> _What you are asked to do_:
Repeat each record exactly. Any picture gets left out.

> _Source data_:

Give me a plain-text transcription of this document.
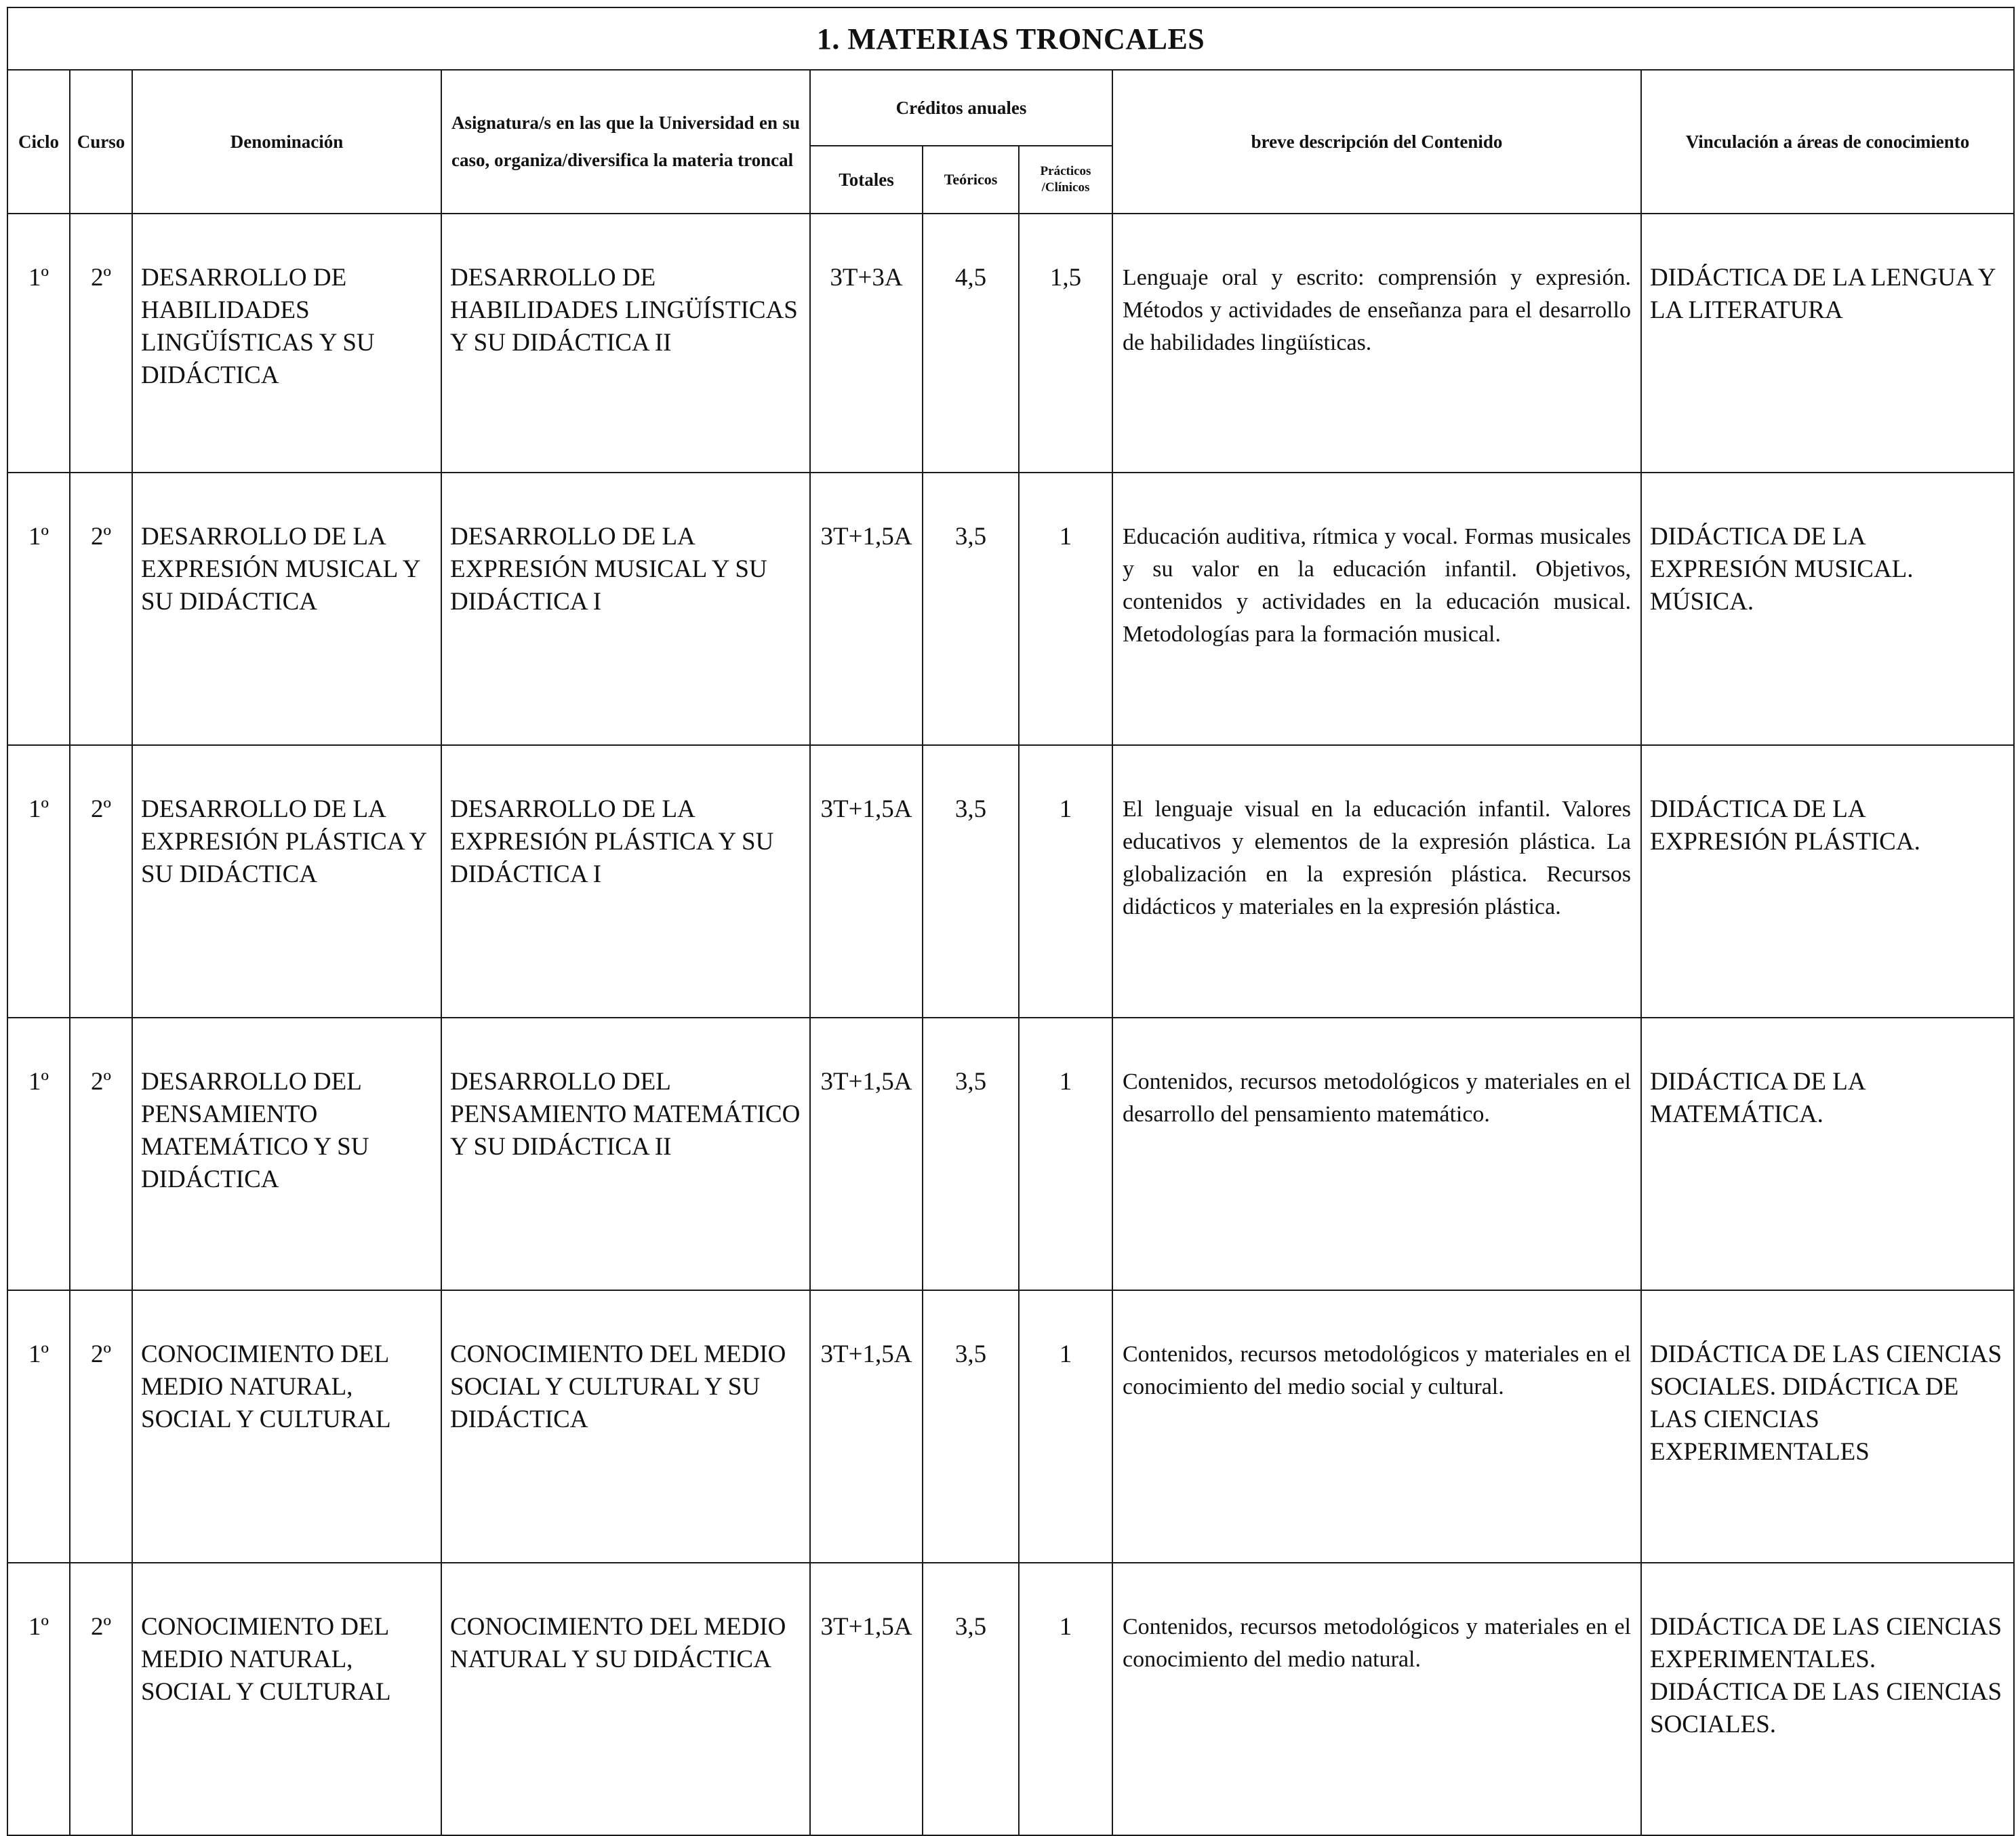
1. MATERIAS TRONCALES								
Ciclo	Curso	Denominación	Asignatura/s en las que la Universidad en su caso, organiza/diversifica la materia troncal	Créditos anuales			breve descripción del Contenido	Vinculación a áreas de conocimiento
				Totales	Teóricos	Prácticos /Clínicos		
1º	2º	DESARROLLO DE HABILIDADES LINGÜÍSTICAS Y SU DIDÁCTICA	DESARROLLO DE HABILIDADES LINGÜÍSTICAS Y SU DIDÁCTICA II	3T+3A	4,5	1,5	Lenguaje oral y escrito: comprensión y expresión. Métodos y actividades de enseñanza para el desarrollo de habilidades lingüísticas.	DIDÁCTICA DE LA LENGUA Y LA LITERATURA
1º	2º	DESARROLLO DE LA EXPRESIÓN MUSICAL Y SU DIDÁCTICA	DESARROLLO DE LA EXPRESIÓN MUSICAL Y SU DIDÁCTICA I	3T+1,5A	3,5	1	Educación auditiva, rítmica y vocal. Formas musicales y su valor en la educación infantil. Objetivos, contenidos y actividades en la educación musical. Metodologías para la formación musical.	DIDÁCTICA DE LA EXPRESIÓN MUSICAL. MÚSICA.
1º	2º	DESARROLLO DE LA EXPRESIÓN PLÁSTICA Y SU DIDÁCTICA	DESARROLLO DE LA EXPRESIÓN PLÁSTICA Y SU DIDÁCTICA I	3T+1,5A	3,5	1	El lenguaje visual en la educación infantil. Valores educativos y elementos de la expresión plástica. La globalización en la expresión plástica. Recursos didácticos y materiales en la expresión plástica.	DIDÁCTICA DE LA EXPRESIÓN PLÁSTICA.
1º	2º	DESARROLLO DEL PENSAMIENTO MATEMÁTICO Y SU DIDÁCTICA	DESARROLLO DEL PENSAMIENTO MATEMÁTICO Y SU DIDÁCTICA II	3T+1,5A	3,5	1	Contenidos, recursos metodológicos y materiales en el desarrollo del pensamiento matemático.	DIDÁCTICA DE LA MATEMÁTICA.
1º	2º	CONOCIMIENTO DEL MEDIO NATURAL, SOCIAL Y CULTURAL	CONOCIMIENTO DEL MEDIO SOCIAL Y CULTURAL Y SU DIDÁCTICA	3T+1,5A	3,5	1	Contenidos, recursos metodológicos y materiales en el conocimiento del medio social y cultural.	DIDÁCTICA DE LAS CIENCIAS SOCIALES. DIDÁCTICA DE LAS CIENCIAS EXPERIMENTALES
1º	2º	CONOCIMIENTO DEL MEDIO NATURAL, SOCIAL Y CULTURAL	CONOCIMIENTO DEL MEDIO NATURAL Y SU DIDÁCTICA	3T+1,5A	3,5	1	Contenidos, recursos metodológicos y materiales en el conocimiento del medio natural.	DIDÁCTICA DE LAS CIENCIAS EXPERIMENTALES. DIDÁCTICA DE LAS CIENCIAS SOCIALES.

> _Finished answer_:
Give me a plain-text transcription of this document.
1. MATERIAS TRONCALES								
Ciclo	Curso	Denominación	Asignatura/s en las que la Universidad en su caso, organiza/diversifica la materia troncal	Créditos anuales			breve descripción del Contenido	Vinculación a áreas de conocimiento
				Totales	Teóricos	Prácticos /Clínicos		
1º	2º	DESARROLLO DE HABILIDADES LINGÜÍSTICAS Y SU DIDÁCTICA	DESARROLLO DE HABILIDADES LINGÜÍSTICAS Y SU DIDÁCTICA II	3T+3A	4,5	1,5	Lenguaje oral y escrito: comprensión y expresión. Métodos y actividades de enseñanza para el desarrollo de habilidades lingüísticas.	DIDÁCTICA DE LA LENGUA Y LA LITERATURA
1º	2º	DESARROLLO DE LA EXPRESIÓN MUSICAL Y SU DIDÁCTICA	DESARROLLO DE LA EXPRESIÓN MUSICAL Y SU DIDÁCTICA I	3T+1,5A	3,5	1	Educación auditiva, rítmica y vocal. Formas musicales y su valor en la educación infantil. Objetivos, contenidos y actividades en la educación musical. Metodologías para la formación musical.	DIDÁCTICA DE LA EXPRESIÓN MUSICAL. MÚSICA.
1º	2º	DESARROLLO DE LA EXPRESIÓN PLÁSTICA Y SU DIDÁCTICA	DESARROLLO DE LA EXPRESIÓN PLÁSTICA Y SU DIDÁCTICA I	3T+1,5A	3,5	1	El lenguaje visual en la educación infantil. Valores educativos y elementos de la expresión plástica. La globalización en la expresión plástica. Recursos didácticos y materiales en la expresión plástica.	DIDÁCTICA DE LA EXPRESIÓN PLÁSTICA.
1º	2º	DESARROLLO DEL PENSAMIENTO MATEMÁTICO Y SU DIDÁCTICA	DESARROLLO DEL PENSAMIENTO MATEMÁTICO Y SU DIDÁCTICA II	3T+1,5A	3,5	1	Contenidos, recursos metodológicos y materiales en el desarrollo del pensamiento matemático.	DIDÁCTICA DE LA MATEMÁTICA.
1º	2º	CONOCIMIENTO DEL MEDIO NATURAL, SOCIAL Y CULTURAL	CONOCIMIENTO DEL MEDIO SOCIAL Y CULTURAL Y SU DIDÁCTICA	3T+1,5A	3,5	1	Contenidos, recursos metodológicos y materiales en el conocimiento del medio social y cultural.	DIDÁCTICA DE LAS CIENCIAS SOCIALES. DIDÁCTICA DE LAS CIENCIAS EXPERIMENTALES
1º	2º	CONOCIMIENTO DEL MEDIO NATURAL, SOCIAL Y CULTURAL	CONOCIMIENTO DEL MEDIO NATURAL Y SU DIDÁCTICA	3T+1,5A	3,5	1	Contenidos, recursos metodológicos y materiales en el conocimiento del medio natural.	DIDÁCTICA DE LAS CIENCIAS EXPERIMENTALES. DIDÁCTICA DE LAS CIENCIAS SOCIALES.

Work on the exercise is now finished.